**DIRECTIONS**
Find all lines in the listing that include the word "last", then copy them.

**Collected data**
---+---
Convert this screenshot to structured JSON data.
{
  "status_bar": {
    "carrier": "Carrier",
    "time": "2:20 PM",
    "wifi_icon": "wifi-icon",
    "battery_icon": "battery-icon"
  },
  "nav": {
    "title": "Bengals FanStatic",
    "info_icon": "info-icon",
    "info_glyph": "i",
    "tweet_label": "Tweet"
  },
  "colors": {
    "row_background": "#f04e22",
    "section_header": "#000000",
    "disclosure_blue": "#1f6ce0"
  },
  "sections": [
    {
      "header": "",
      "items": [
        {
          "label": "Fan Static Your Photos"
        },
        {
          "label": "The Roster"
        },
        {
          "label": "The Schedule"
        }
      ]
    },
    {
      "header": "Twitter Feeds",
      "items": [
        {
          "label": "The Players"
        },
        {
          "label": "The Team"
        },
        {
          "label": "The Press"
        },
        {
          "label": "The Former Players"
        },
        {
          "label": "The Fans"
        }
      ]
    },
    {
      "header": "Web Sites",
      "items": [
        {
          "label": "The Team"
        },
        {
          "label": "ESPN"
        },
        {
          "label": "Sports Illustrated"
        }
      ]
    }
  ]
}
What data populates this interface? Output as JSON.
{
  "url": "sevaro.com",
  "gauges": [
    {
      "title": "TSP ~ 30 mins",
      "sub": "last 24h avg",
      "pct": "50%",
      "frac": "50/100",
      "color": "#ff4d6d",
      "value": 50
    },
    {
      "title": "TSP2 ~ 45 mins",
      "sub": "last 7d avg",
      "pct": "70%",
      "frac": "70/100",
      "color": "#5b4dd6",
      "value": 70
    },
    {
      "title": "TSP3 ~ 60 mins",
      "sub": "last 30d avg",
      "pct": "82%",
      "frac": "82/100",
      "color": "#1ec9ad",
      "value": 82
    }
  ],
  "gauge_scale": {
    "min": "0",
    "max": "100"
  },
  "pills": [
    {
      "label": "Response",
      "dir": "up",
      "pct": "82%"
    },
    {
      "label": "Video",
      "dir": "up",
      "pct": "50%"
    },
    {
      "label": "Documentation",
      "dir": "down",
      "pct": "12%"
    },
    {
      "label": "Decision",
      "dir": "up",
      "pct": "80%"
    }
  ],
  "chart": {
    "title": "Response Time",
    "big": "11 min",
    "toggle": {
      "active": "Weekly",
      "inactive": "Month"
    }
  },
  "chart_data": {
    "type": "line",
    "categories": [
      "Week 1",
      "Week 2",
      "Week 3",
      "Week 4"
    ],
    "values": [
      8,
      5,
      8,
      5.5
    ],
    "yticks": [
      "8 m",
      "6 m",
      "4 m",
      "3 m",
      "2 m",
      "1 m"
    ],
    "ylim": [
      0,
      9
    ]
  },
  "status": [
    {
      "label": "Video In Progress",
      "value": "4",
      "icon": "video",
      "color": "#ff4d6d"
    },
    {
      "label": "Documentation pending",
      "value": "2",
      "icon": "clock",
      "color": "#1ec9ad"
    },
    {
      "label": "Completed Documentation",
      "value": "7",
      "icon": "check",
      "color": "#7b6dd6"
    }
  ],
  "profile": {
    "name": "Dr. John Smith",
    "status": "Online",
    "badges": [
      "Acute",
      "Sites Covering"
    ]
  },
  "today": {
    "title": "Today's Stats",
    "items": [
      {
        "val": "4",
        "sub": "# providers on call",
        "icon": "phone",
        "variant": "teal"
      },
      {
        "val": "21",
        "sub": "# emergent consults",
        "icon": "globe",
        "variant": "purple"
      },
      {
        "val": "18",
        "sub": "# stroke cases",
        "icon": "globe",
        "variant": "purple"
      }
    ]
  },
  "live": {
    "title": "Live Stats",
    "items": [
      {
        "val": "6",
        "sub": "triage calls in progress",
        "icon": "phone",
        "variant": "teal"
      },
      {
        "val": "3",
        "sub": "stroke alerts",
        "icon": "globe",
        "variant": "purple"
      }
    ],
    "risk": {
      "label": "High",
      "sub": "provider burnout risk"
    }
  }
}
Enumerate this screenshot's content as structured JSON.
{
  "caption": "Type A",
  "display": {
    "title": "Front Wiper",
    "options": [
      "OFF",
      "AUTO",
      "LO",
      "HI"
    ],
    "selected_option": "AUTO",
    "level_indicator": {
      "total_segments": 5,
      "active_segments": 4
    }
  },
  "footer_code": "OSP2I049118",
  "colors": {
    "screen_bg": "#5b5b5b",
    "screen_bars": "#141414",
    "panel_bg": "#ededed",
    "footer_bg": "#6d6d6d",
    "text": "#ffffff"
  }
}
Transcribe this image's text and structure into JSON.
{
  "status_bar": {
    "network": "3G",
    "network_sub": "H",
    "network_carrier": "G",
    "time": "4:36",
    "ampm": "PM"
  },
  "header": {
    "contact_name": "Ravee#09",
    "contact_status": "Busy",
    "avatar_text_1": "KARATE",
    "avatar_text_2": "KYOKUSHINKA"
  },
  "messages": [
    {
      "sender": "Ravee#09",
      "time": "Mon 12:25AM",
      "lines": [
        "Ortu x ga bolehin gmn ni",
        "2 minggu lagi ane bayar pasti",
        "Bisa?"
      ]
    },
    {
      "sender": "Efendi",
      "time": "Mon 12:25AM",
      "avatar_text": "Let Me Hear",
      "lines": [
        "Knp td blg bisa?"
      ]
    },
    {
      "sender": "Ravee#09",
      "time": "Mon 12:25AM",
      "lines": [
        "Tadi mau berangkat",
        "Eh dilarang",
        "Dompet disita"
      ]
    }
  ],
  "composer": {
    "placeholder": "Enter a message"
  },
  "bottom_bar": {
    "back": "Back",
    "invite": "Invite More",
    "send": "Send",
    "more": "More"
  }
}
---+---
**RESPONSE TO THIS TASK**
      "sub": "last 24h avg",
      "sub": "last 7d avg",
      "sub": "last 30d avg",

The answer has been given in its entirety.